Dataset records

··········

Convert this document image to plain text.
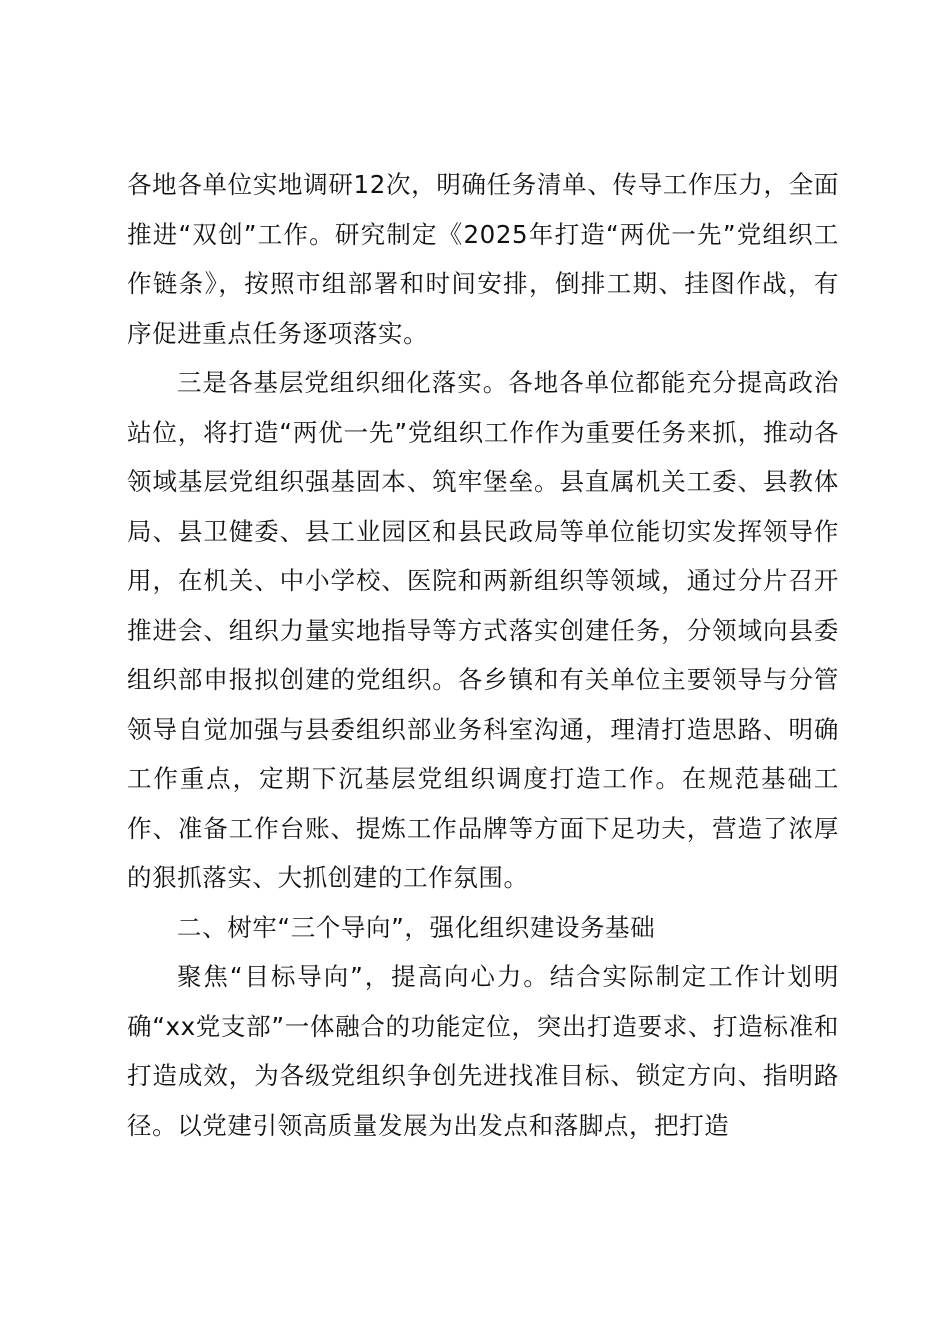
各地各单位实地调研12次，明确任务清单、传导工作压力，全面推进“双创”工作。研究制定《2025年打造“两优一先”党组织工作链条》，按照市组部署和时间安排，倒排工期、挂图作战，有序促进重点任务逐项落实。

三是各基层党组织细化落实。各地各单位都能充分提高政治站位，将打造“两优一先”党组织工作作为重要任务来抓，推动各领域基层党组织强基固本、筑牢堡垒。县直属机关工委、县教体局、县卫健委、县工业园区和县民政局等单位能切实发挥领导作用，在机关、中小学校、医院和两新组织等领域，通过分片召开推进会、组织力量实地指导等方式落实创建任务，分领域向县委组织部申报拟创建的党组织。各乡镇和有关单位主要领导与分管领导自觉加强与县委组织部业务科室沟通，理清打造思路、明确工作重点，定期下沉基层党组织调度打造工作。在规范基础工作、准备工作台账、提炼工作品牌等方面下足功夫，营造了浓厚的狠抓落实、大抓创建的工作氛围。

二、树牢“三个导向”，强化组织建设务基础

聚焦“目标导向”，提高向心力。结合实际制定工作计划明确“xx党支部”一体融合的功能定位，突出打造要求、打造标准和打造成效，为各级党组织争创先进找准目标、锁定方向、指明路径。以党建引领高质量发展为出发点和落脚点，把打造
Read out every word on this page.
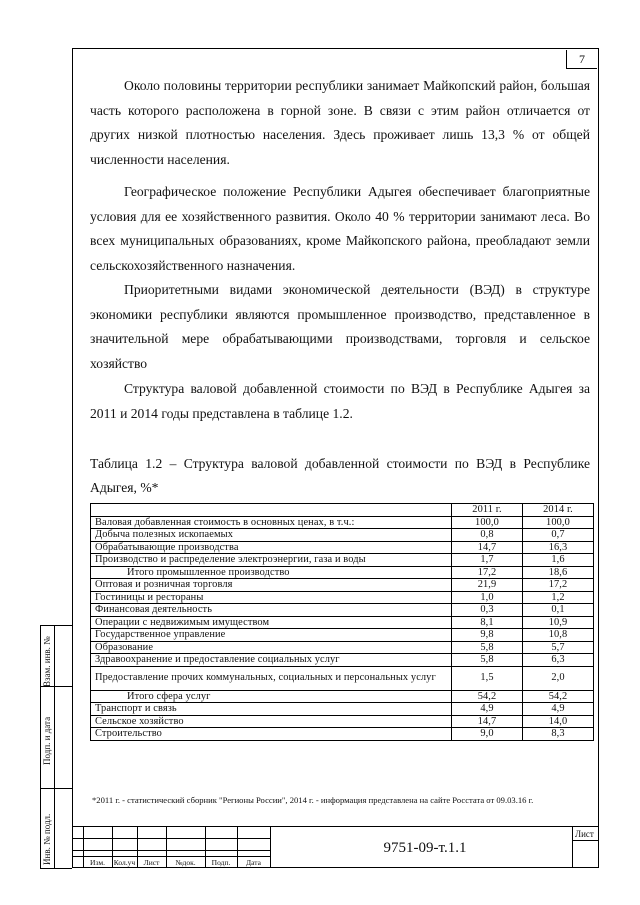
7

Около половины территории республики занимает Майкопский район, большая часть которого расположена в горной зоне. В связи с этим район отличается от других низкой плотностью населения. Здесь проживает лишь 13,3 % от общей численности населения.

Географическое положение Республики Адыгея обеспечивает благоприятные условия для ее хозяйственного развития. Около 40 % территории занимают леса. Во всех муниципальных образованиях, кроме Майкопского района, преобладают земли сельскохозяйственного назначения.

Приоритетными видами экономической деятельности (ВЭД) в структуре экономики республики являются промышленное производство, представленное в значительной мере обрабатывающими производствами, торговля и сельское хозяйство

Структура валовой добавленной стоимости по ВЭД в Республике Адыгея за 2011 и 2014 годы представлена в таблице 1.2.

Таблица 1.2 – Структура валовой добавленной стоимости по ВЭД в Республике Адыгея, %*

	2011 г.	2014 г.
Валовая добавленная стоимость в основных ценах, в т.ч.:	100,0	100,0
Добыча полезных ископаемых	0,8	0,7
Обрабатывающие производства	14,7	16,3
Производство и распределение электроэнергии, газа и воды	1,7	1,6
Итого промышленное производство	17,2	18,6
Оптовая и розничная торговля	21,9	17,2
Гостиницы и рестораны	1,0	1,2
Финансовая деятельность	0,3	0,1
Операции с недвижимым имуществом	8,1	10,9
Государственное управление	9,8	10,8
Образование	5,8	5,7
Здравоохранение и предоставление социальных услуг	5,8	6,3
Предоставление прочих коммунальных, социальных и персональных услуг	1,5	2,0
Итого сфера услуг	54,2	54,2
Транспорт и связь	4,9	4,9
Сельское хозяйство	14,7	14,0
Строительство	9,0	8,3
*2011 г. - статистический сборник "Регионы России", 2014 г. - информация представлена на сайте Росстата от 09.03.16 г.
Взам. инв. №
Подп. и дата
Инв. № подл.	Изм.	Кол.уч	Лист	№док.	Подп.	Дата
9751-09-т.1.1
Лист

··········

> TASK TO CARRY OUT
Reproduce each record from above exactly; pictures do not belong in the copy.

> REPLY
Convert this document image to plain text.
各地各单位实地调研12次，明确任务清单、传导工作压力，全面推进“双创”工作。研究制定《2025年打造“两优一先”党组织工作链条》，按照市组部署和时间安排，倒排工期、挂图作战，有序促进重点任务逐项落实。

三是各基层党组织细化落实。各地各单位都能充分提高政治站位，将打造“两优一先”党组织工作作为重要任务来抓，推动各领域基层党组织强基固本、筑牢堡垒。县直属机关工委、县教体局、县卫健委、县工业园区和县民政局等单位能切实发挥领导作用，在机关、中小学校、医院和两新组织等领域，通过分片召开推进会、组织力量实地指导等方式落实创建任务，分领域向县委组织部申报拟创建的党组织。各乡镇和有关单位主要领导与分管领导自觉加强与县委组织部业务科室沟通，理清打造思路、明确工作重点，定期下沉基层党组织调度打造工作。在规范基础工作、准备工作台账、提炼工作品牌等方面下足功夫，营造了浓厚的狠抓落实、大抓创建的工作氛围。

二、树牢“三个导向”，强化组织建设务基础

聚焦“目标导向”，提高向心力。结合实际制定工作计划明确“xx党支部”一体融合的功能定位，突出打造要求、打造标准和打造成效，为各级党组织争创先进找准目标、锁定方向、指明路径。以党建引领高质量发展为出发点和落脚点，把打造
Read out every word on this page.
7

Около половины территории республики занимает Майкопский район, большая часть которого расположена в горной зоне. В связи с этим район отличается от других низкой плотностью населения. Здесь проживает лишь 13,3 % от общей численности населения.

Географическое положение Республики Адыгея обеспечивает благоприятные условия для ее хозяйственного развития. Около 40 % территории занимают леса. Во всех муниципальных образованиях, кроме Майкопского района, преобладают земли сельскохозяйственного назначения.

Приоритетными видами экономической деятельности (ВЭД) в структуре экономики республики являются промышленное производство, представленное в значительной мере обрабатывающими производствами, торговля и сельское хозяйство

Структура валовой добавленной стоимости по ВЭД в Республике Адыгея за 2011 и 2014 годы представлена в таблице 1.2.

Таблица 1.2 – Структура валовой добавленной стоимости по ВЭД в Республике Адыгея, %*

	2011 г.	2014 г.
Валовая добавленная стоимость в основных ценах, в т.ч.:	100,0	100,0
Добыча полезных ископаемых	0,8	0,7
Обрабатывающие производства	14,7	16,3
Производство и распределение электроэнергии, газа и воды	1,7	1,6
Итого промышленное производство	17,2	18,6
Оптовая и розничная торговля	21,9	17,2
Гостиницы и рестораны	1,0	1,2
Финансовая деятельность	0,3	0,1
Операции с недвижимым имуществом	8,1	10,9
Государственное управление	9,8	10,8
Образование	5,8	5,7
Здравоохранение и предоставление социальных услуг	5,8	6,3
Предоставление прочих коммунальных, социальных и персональных услуг	1,5	2,0
Итого сфера услуг	54,2	54,2
Транспорт и связь	4,9	4,9
Сельское хозяйство	14,7	14,0
Строительство	9,0	8,3
*2011 г. - статистический сборник "Регионы России", 2014 г. - информация представлена на сайте Росстата от 09.03.16 г.
Взам. инв. №
Подп. и дата
Инв. № подл.	Изм.	Кол.уч	Лист	№док.	Подп.	Дата
9751-09-т.1.1
Лист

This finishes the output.